• **TEXT BLOCK**:
┌────────
In Lessons Sixty-Seven and Sixty-Eight, it was stated that due to their possession of perfections and goodness, the entities of the world are objects of divine love and will, and divine providence requires that the cosmos be brought into existence with the best order and utmost goodness and perfection.
Given this, the question may be raised as to what is the source of the evils and imperfections in the world. Would it not be better if the cosmos were free of all evil and imperfection, both the evils which are the effects of the natural elements, such as earthquakes, floods, illnesses and plagues, and the evils which are brought into existence by human malefactors, such as the various kinds of injustice and crime?
It is here that some polytheistic religions hold that there are two sources of the cosmos: one the source of its goods, and the other the source of its evils. There is also a group of those who imagine that the existence of evil shows that there is no wise ordering of the cosmos, and they have tumbled into the valley of disbelief and atheism. It is for this reason that divine philosophers have paid particular heed to the problem of good and evil and have reduced evil to an aspect of nothingness.
In order to solve this problem, it is necessary first to explain something about the ordinary concepts of good and evil, and then to provide a philosophical analysis of them.
In order to discover the meaning of good and evil in ordinary language, it is profitable to be precise about the common features among their obvious instances. For example, health, knowledge and security are obvious instances of good, while illness, ignorance and insecurity are counted among the obvious instances of evil.
Undoubtedly, this is because man considers something for himself to be good or evil according to its desirability or undesirability, that is, whatever is found to be in agreement with his own innate desires, man considers to be good, and whatever is opposed to his innate desires, he calls evil.
In other words, in order to abstract the concepts of good and evil, first of all one compares one’s own desires with things, and wherever a positive relation exists to that thing, it is considered good, and wherever the relation is negative, the thing is considered evil.
└────────
[Spatial annotation entries]
┌────────
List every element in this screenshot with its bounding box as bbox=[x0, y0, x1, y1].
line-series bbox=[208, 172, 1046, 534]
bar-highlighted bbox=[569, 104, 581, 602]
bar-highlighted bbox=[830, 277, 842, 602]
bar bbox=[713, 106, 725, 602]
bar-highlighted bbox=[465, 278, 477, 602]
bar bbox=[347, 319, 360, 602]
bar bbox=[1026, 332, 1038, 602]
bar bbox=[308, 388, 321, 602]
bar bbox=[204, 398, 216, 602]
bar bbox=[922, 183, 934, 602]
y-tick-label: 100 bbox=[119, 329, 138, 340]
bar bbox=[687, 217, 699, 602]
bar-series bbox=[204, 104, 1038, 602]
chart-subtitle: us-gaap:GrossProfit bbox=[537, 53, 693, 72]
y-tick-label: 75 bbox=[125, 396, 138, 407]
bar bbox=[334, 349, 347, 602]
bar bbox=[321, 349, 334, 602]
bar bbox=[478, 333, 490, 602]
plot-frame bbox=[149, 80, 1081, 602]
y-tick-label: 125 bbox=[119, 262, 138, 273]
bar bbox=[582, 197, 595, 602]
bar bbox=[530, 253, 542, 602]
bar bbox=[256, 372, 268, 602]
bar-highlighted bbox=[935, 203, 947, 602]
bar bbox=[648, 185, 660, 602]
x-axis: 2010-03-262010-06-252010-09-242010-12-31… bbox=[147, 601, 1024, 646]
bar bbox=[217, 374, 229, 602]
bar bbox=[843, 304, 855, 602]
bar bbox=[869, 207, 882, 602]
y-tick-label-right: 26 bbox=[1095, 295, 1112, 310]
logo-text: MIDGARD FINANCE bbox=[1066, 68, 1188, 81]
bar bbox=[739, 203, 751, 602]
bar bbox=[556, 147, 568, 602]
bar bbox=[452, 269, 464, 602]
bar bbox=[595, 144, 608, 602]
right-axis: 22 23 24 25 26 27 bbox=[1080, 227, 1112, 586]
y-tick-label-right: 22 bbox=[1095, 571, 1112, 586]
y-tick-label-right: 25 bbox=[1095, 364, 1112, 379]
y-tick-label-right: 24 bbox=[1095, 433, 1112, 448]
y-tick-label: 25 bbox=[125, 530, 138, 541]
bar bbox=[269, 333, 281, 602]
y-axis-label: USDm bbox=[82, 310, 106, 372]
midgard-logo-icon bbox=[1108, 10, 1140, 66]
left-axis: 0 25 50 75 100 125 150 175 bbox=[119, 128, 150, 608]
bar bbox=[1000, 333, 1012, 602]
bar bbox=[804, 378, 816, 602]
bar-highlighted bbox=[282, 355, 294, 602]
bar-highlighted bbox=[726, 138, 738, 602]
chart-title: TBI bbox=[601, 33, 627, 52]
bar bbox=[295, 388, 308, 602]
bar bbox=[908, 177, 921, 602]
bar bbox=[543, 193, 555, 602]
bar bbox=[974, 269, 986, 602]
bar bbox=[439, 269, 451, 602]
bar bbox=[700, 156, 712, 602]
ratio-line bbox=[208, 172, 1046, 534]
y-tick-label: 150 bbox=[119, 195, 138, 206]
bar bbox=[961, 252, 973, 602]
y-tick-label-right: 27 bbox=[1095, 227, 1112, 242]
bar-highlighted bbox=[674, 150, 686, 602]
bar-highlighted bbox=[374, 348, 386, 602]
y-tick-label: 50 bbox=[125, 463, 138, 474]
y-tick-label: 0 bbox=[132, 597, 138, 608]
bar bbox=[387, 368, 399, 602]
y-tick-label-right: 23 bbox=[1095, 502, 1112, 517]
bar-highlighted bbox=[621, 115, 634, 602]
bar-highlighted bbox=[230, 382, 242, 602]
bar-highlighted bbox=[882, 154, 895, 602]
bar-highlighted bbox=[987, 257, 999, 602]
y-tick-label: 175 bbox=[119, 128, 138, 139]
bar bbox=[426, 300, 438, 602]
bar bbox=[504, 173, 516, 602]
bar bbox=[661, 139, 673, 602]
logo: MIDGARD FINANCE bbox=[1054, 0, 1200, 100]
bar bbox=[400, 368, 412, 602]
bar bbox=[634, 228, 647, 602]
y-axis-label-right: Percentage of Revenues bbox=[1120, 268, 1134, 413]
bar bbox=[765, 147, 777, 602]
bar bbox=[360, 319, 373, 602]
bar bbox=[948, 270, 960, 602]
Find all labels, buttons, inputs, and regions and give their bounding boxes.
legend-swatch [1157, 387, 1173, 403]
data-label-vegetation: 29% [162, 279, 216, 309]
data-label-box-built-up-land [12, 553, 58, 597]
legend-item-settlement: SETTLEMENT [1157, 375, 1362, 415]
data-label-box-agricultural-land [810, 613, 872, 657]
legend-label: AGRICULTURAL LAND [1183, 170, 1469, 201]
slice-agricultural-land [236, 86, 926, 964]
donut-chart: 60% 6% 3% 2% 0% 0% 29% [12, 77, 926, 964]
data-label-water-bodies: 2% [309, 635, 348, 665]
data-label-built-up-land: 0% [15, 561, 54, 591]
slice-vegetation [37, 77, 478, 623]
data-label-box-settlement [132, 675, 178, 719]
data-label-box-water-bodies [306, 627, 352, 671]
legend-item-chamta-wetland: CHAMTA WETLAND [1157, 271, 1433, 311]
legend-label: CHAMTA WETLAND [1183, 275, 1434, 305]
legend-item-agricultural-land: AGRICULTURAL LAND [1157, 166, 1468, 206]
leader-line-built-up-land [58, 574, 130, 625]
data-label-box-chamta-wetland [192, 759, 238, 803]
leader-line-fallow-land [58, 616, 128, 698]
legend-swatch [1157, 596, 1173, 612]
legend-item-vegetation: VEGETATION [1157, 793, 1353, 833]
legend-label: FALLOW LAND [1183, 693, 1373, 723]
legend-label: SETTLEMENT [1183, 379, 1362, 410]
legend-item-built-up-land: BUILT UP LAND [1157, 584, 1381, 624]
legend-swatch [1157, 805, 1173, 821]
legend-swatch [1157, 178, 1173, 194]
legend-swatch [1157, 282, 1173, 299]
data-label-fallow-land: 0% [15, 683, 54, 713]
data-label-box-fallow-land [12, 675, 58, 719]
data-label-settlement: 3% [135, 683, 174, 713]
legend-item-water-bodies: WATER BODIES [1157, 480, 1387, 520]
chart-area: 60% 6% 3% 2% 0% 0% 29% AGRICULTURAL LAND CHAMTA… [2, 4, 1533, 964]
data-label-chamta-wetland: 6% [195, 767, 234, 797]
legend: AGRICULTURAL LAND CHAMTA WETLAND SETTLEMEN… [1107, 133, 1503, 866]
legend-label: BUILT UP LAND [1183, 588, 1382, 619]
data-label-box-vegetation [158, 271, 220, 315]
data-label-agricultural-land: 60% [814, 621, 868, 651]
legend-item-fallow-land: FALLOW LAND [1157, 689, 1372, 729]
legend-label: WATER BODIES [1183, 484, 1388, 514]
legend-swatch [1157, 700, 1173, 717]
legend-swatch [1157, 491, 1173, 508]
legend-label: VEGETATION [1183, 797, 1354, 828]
└────────
• **THE TASK**: In the text on good and evil, what do some polytheistic religions hold about the sources of the cosmos?

• **WORKED SOLUTION**: They hold that the cosmos has two sources, one of its goods and the other of its evils.